### [Required task]
In the material below, find each line holding the string "xlabel" and copy it.
▽
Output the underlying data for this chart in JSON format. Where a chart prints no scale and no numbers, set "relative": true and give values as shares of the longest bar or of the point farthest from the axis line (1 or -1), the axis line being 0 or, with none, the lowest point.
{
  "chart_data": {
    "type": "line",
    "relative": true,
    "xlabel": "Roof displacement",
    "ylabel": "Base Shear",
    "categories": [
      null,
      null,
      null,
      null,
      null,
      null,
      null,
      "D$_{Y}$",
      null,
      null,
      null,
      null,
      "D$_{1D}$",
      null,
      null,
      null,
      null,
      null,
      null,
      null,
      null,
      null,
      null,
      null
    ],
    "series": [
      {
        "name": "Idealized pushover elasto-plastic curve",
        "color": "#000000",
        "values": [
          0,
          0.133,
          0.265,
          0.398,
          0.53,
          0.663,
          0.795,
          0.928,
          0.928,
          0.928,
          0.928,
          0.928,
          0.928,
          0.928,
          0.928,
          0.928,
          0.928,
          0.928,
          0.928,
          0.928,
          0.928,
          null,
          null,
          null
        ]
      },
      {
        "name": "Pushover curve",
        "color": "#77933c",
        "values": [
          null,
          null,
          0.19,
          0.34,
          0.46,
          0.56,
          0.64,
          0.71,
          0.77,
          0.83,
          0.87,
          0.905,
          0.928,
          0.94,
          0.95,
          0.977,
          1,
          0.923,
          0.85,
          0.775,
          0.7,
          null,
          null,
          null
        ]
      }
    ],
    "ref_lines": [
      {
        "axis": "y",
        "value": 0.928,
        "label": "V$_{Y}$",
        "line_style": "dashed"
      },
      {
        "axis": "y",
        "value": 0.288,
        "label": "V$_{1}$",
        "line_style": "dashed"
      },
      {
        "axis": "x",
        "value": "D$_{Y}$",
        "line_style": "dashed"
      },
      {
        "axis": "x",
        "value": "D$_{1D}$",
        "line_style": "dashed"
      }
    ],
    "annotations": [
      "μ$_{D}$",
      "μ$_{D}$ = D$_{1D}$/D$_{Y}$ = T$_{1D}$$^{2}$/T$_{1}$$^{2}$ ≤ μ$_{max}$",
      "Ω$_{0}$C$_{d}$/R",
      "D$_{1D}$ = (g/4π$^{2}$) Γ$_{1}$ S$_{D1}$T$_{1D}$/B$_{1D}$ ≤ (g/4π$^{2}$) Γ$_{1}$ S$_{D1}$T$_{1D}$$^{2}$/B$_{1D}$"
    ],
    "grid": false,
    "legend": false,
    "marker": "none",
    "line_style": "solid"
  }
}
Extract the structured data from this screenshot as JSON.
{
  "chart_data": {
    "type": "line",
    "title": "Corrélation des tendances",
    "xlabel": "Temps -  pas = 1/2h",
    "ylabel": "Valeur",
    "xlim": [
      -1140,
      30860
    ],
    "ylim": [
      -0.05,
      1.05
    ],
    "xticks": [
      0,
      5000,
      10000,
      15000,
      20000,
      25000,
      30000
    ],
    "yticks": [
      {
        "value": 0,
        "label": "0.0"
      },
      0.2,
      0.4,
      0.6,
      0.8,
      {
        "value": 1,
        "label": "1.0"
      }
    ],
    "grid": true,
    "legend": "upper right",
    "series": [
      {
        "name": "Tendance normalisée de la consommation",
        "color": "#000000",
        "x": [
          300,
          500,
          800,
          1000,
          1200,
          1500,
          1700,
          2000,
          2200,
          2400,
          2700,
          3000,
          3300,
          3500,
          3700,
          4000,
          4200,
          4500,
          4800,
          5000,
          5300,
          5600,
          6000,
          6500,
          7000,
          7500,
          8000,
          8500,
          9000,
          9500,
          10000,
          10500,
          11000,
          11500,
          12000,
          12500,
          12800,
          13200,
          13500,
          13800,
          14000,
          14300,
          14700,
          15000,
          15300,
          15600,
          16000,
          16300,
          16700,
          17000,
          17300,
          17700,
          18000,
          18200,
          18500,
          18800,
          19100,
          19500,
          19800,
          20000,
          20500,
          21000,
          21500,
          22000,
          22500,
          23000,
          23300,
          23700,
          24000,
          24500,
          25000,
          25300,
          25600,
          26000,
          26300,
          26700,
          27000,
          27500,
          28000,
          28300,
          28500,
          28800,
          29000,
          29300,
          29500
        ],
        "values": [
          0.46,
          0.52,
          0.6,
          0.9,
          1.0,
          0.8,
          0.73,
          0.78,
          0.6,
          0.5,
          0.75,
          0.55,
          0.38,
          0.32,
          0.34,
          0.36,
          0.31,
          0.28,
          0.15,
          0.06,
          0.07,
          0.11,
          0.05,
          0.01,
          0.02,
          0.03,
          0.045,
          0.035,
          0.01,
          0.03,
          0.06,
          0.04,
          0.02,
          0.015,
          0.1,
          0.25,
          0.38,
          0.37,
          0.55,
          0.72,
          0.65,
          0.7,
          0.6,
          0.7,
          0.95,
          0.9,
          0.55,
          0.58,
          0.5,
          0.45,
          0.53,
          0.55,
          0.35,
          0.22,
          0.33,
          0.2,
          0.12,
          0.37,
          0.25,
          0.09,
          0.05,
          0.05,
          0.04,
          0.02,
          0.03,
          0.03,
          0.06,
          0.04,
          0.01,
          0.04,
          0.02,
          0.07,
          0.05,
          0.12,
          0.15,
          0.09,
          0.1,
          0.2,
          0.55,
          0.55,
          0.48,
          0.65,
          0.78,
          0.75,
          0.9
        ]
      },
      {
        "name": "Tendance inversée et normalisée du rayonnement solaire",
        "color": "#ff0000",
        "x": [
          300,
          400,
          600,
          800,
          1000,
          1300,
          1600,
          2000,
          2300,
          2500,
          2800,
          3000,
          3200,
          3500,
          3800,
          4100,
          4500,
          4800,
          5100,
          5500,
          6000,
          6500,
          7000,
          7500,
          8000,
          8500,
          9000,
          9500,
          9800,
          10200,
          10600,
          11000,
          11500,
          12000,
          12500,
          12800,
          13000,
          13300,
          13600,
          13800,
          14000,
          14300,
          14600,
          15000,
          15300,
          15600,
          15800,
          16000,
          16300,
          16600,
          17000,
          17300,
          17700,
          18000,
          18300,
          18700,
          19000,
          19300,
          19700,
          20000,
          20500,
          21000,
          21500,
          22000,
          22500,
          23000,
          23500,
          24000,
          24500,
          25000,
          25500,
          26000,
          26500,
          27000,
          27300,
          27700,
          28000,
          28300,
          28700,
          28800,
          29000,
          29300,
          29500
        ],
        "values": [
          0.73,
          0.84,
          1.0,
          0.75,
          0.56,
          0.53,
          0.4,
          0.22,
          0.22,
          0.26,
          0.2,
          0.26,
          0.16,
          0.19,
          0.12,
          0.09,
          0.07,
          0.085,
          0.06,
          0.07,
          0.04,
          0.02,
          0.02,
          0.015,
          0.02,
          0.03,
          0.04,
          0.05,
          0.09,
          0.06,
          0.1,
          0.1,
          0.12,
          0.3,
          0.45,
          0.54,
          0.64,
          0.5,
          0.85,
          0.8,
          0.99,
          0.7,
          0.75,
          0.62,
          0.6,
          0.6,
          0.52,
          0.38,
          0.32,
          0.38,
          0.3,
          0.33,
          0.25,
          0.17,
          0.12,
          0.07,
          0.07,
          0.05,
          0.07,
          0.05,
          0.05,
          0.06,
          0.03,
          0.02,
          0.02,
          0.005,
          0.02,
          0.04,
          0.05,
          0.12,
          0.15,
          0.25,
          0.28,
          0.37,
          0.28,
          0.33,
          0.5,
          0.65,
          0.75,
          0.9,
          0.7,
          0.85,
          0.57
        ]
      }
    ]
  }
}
△
### [Full answer]
    "xlabel": "Roof displacement",
    "xlabel": "Temps -  pas = 1/2h",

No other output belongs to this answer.